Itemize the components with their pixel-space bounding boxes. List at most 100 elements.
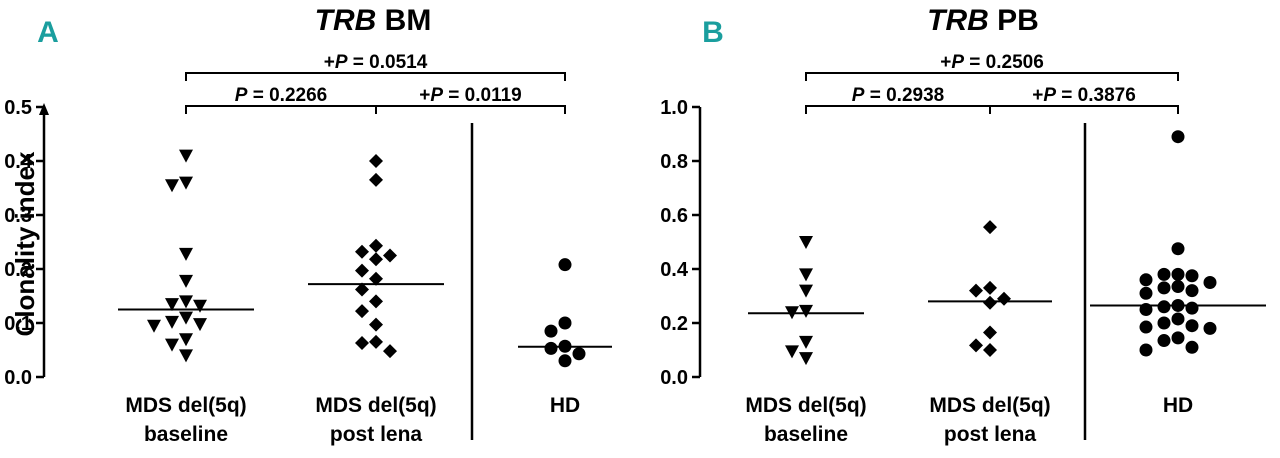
data-point [179,149,193,163]
category-label-line2: post lena [944,423,1037,446]
data-point [799,236,813,249]
p-value-label: +P = 0.0514 [324,52,428,73]
data-point [165,179,179,193]
data-point [165,315,179,329]
data-point [179,295,193,309]
data-point [179,176,193,190]
data-point [558,354,572,368]
data-point [355,244,369,259]
p-value-label: +P = 0.0119 [419,85,522,106]
data-point [179,333,193,347]
data-point [799,268,813,282]
comparison-bracket [185,72,566,81]
y-tick-label: 1.0 [660,97,688,119]
panel-letter: A [37,16,59,49]
data-point [179,247,193,261]
category-label: HD [550,394,580,417]
data-point [969,283,983,298]
data-point [969,338,983,353]
data-point [1139,286,1153,300]
panel-a: A TRB BM 0.0 0.1 0.2 0.3 0.4 0.5 MDS del(5q) base… [4,4,612,446]
p-value-label: +P = 0.3876 [1032,85,1136,106]
data-point [369,334,383,349]
data-point [369,294,383,309]
data-point [983,295,997,310]
y-axis-label: Clonality index [10,151,40,336]
panel-letter: B [702,16,724,49]
data-point [1139,320,1153,334]
category-label: MDS del(5q) [315,394,436,417]
data-point [147,319,161,333]
data-point [383,248,397,263]
comparison-bracket [805,105,991,114]
comparison-bracket [805,72,1179,81]
data-point [179,311,193,325]
data-point [799,352,813,366]
data-point [1171,331,1185,345]
data-point [1171,130,1185,144]
category-label: MDS del(5q) [929,394,1050,417]
y-tick-label: 0.8 [660,151,688,173]
data-point [544,341,558,355]
p-value-label: P = 0.2266 [235,85,327,106]
chart-title: TRB PB [927,4,1039,37]
data-point [997,291,1011,306]
y-tick-label: 0.0 [4,367,32,389]
data-point [1171,280,1185,294]
data-point [1157,300,1171,314]
data-point [983,325,997,340]
data-point [1203,321,1217,335]
y-tick-label: 0.1 [4,313,32,335]
data-point [1157,267,1171,281]
y-tick-label: 0.0 [660,367,688,389]
data-point [558,258,572,272]
data-point [369,238,383,253]
data-point [355,335,369,350]
data-point [355,282,369,297]
data-point [193,318,207,332]
data-point [983,343,997,357]
p-value-label: P = 0.2938 [852,85,944,106]
data-point [1185,319,1199,333]
data-point [179,349,193,363]
comparison-bracket [989,105,1179,114]
p-value-label: +P = 0.2506 [940,52,1044,73]
y-tick-label: 0.3 [4,205,32,227]
data-point [369,252,383,267]
category-label-line2: baseline [764,423,848,446]
data-point [1171,312,1185,326]
category-label-line2: post lena [330,423,423,446]
y-tick-label: 0.6 [660,205,688,227]
data-point [193,299,207,313]
data-point [1157,334,1171,348]
category-label: HD [1163,394,1193,417]
data-point [369,154,383,168]
y-axis-arrow [39,103,49,115]
data-point [799,284,813,298]
y-tick-label: 0.4 [660,259,689,281]
data-point [544,324,558,338]
category-label: MDS del(5q) [125,394,246,417]
data-point [1157,281,1171,295]
data-point [369,172,383,187]
data-point [983,220,997,235]
comparison-bracket [375,105,566,114]
data-point [1171,267,1185,281]
data-point [179,274,193,288]
data-point [1185,269,1199,283]
y-tick-label: 0.4 [4,151,33,173]
y-tick-label: 0.2 [4,259,32,281]
data-point [1185,301,1199,315]
category-label-line2: baseline [144,423,228,446]
data-point [558,316,572,330]
y-tick-label: 0.5 [4,97,32,119]
data-point [1185,284,1199,298]
data-point [1139,343,1153,357]
data-point [1171,242,1185,256]
data-point [369,271,383,286]
data-point [165,338,179,352]
chart-title: TRB BM [315,4,432,37]
data-point [1185,340,1199,354]
data-point [355,304,369,319]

▶ What this task involves: Format the rows as a numbered list, starting with the line that contains "data-point [179,149,193,163]" and going on through the line that contains "data-point [179,247,193,261]", and leave out any blank lines.

▶ Exercise output:
1. data-point [179,149,193,163]
2. category-label-line2: post lena [944,423,1037,446]
3. data-point [799,236,813,249]
4. p-value-label: +P = 0.0514 [324,52,428,73]
5. data-point [165,179,179,193]
6. data-point [165,315,179,329]
7. data-point [179,295,193,309]
8. data-point [179,176,193,190]
9. data-point [558,354,572,368]
10. data-point [355,244,369,259]
11. p-value-label: +P = 0.0119 [419,85,522,106]
12. data-point [179,333,193,347]
13. data-point [799,268,813,282]
14. comparison-bracket [185,72,566,81]
15. y-tick-label: 1.0 [660,97,688,119]
16. panel-letter: A [37,16,59,49]
17. data-point [179,247,193,261]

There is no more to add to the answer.